* BEGIN The data *

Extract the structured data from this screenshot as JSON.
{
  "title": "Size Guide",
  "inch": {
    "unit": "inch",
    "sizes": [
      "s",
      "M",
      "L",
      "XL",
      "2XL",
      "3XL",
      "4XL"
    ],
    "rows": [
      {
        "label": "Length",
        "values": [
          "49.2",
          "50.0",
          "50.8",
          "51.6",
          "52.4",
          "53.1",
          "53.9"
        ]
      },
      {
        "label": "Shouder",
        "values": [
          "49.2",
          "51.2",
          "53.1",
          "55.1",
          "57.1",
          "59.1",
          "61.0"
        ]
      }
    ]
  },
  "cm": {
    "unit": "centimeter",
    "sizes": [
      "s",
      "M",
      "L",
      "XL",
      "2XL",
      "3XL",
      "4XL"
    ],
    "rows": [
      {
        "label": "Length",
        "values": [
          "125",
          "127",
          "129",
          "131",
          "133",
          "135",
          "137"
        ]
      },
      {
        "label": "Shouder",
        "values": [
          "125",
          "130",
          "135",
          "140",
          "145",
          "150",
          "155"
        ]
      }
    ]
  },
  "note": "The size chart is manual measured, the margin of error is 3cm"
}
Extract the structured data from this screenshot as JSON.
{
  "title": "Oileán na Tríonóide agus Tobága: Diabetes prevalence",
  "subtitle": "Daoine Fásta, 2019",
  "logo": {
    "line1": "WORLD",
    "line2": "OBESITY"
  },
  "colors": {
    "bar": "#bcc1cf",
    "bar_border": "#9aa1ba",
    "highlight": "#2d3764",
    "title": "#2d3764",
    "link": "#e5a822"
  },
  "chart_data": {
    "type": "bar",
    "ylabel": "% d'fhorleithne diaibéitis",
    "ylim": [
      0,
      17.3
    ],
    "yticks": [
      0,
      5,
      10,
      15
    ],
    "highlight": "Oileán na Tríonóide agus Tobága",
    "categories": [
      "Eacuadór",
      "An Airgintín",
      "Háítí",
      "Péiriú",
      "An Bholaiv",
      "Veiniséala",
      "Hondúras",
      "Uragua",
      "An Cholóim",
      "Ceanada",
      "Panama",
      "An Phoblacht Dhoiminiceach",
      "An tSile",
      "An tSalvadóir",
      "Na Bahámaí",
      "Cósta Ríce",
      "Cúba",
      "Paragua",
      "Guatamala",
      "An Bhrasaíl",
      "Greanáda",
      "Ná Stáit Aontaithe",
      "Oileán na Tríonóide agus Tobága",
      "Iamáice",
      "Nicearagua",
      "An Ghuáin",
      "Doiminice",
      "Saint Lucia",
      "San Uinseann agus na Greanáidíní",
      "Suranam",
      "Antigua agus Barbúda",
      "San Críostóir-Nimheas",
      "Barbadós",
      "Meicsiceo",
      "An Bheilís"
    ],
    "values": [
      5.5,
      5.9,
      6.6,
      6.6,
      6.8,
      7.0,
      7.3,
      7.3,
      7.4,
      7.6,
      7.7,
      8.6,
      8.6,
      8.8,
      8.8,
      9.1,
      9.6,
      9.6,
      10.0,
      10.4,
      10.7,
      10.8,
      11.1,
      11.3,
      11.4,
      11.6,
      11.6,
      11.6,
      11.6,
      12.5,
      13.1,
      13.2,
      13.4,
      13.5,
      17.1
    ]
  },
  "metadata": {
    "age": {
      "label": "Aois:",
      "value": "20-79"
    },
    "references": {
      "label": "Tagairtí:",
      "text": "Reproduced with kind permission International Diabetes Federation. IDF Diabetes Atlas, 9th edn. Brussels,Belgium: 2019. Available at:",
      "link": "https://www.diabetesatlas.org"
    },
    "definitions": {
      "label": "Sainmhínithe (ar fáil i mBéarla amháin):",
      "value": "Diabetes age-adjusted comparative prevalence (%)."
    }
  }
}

* END The data *

» **Work to complete**
In the material above, find the lines that contain "Tobága" and show them.

» **Correct output**
  "title": "Oileán na Tríonóide agus Tobága: Diabetes prevalence",
    "highlight": "Oileán na Tríonóide agus Tobága",
      "Oileán na Tríonóide agus Tobága",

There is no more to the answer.